**YOUR GOAL:**
Copy the data verbatim, starting with its first line and going on through the line containing "double-arch-logo-icon [638, 919, 738, 945]". Include both of those lines and nothing after them.

----- AVAILABLE DATA

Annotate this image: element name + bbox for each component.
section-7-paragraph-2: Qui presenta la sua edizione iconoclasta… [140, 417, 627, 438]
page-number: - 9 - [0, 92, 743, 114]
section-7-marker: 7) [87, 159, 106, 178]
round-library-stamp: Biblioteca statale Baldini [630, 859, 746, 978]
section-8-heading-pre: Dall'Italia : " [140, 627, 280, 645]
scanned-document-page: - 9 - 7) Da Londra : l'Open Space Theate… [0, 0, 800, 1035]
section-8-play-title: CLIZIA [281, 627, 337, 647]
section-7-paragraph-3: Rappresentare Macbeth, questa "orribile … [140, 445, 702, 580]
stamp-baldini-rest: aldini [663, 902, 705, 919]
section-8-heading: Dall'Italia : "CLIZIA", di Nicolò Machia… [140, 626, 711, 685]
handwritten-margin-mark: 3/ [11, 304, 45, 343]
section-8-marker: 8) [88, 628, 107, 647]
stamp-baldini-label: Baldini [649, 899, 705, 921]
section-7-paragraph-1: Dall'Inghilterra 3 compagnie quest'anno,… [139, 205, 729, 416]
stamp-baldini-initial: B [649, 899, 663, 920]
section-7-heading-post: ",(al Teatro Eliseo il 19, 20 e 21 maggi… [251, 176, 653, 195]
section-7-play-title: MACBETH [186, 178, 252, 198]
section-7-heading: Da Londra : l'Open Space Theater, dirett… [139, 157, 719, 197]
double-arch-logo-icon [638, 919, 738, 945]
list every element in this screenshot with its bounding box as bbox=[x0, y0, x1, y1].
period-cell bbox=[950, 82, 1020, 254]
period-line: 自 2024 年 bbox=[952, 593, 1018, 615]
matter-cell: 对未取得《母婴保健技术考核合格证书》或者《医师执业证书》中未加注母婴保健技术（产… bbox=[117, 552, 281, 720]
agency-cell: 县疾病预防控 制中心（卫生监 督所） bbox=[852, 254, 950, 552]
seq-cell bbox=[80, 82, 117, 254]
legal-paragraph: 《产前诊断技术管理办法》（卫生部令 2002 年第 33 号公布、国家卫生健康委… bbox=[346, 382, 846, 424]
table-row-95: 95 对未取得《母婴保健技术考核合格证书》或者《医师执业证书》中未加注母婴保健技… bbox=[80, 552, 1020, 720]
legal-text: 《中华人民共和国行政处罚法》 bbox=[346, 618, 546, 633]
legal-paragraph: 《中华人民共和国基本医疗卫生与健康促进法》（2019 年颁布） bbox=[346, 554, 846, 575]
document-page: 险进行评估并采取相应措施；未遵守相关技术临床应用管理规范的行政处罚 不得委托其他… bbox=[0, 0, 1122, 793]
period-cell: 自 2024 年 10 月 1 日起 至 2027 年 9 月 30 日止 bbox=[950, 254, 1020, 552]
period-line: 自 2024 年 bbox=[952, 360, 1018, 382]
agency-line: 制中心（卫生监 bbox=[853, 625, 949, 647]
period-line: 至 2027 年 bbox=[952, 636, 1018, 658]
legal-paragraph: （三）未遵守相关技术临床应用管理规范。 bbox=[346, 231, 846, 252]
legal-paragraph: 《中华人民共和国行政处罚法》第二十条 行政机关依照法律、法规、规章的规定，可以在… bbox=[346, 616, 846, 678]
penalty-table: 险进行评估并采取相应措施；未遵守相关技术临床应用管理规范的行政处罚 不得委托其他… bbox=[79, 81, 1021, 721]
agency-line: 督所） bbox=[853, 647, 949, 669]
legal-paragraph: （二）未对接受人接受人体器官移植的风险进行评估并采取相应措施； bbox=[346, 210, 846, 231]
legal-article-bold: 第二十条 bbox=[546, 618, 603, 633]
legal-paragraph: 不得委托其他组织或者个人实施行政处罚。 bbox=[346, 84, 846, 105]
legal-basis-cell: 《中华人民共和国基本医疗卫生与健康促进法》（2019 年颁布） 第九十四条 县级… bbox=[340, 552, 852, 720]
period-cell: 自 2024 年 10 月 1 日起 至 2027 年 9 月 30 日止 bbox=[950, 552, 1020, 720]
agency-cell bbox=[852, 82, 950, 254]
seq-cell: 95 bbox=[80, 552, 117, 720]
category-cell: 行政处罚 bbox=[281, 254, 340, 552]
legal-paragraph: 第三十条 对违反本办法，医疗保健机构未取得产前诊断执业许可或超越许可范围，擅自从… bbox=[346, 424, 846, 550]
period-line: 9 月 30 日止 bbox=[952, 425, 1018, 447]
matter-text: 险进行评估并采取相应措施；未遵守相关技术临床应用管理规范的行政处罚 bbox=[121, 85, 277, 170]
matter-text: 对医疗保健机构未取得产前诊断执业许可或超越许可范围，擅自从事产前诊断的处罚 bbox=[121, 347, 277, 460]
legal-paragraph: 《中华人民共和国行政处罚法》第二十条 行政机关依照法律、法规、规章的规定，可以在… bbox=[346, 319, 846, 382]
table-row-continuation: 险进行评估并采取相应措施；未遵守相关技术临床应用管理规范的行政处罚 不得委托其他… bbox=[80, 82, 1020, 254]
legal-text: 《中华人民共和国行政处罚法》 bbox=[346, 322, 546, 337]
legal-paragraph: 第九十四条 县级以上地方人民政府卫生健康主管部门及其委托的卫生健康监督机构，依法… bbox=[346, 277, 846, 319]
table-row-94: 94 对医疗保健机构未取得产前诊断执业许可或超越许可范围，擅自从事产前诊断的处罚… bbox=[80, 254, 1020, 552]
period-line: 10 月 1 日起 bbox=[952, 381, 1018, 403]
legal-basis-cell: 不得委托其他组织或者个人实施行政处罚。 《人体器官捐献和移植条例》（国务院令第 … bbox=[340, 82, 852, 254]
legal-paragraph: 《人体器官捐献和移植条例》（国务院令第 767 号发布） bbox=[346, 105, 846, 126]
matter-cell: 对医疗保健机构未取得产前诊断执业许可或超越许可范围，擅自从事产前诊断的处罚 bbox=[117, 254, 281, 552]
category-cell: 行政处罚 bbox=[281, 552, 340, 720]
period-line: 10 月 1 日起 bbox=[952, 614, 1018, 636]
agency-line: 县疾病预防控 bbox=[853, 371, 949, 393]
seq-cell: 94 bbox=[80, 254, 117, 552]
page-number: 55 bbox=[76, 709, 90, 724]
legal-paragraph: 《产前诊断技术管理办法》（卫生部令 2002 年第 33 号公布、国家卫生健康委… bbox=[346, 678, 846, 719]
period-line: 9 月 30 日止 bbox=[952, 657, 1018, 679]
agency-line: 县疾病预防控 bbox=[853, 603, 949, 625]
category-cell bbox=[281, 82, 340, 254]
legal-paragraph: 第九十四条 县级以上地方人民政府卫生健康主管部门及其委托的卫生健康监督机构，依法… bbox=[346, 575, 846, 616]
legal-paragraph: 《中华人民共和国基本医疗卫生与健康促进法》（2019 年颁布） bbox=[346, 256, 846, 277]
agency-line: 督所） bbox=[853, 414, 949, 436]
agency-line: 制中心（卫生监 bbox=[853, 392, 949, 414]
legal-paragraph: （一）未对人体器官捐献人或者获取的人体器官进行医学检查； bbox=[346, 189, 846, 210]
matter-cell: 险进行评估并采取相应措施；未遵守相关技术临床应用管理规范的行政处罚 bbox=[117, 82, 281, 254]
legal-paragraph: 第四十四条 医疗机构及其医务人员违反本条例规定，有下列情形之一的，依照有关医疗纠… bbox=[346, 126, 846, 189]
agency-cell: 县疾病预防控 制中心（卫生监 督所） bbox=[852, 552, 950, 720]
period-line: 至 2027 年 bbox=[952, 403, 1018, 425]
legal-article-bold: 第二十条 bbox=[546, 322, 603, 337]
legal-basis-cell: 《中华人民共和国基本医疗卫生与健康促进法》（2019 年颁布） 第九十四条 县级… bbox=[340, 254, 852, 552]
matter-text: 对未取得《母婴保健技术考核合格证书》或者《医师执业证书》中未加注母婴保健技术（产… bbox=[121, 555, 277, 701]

----------

**EXERCISE RESPONSE:**
Annotate this image: element name + bbox for each component.
section-7-paragraph-2: Qui presenta la sua edizione iconoclasta… [140, 417, 627, 438]
page-number: - 9 - [0, 92, 743, 114]
section-7-marker: 7) [87, 159, 106, 178]
round-library-stamp: Biblioteca statale Baldini [630, 859, 746, 978]
section-8-heading-pre: Dall'Italia : " [140, 627, 280, 645]
scanned-document-page: - 9 - 7) Da Londra : l'Open Space Theate… [0, 0, 800, 1035]
section-8-play-title: CLIZIA [281, 627, 337, 647]
section-7-paragraph-3: Rappresentare Macbeth, questa "orribile … [140, 445, 702, 580]
stamp-baldini-rest: aldini [663, 902, 705, 919]
section-8-heading: Dall'Italia : "CLIZIA", di Nicolò Machia… [140, 626, 711, 685]
handwritten-margin-mark: 3/ [11, 304, 45, 343]
section-8-marker: 8) [88, 628, 107, 647]
stamp-baldini-label: Baldini [649, 899, 705, 921]
section-7-paragraph-1: Dall'Inghilterra 3 compagnie quest'anno,… [139, 205, 729, 416]
stamp-baldini-initial: B [649, 899, 663, 920]
section-7-heading-post: ",(al Teatro Eliseo il 19, 20 e 21 maggi… [251, 176, 653, 195]
section-7-play-title: MACBETH [186, 178, 252, 198]
section-7-heading: Da Londra : l'Open Space Theater, dirett… [139, 157, 719, 197]
double-arch-logo-icon [638, 919, 738, 945]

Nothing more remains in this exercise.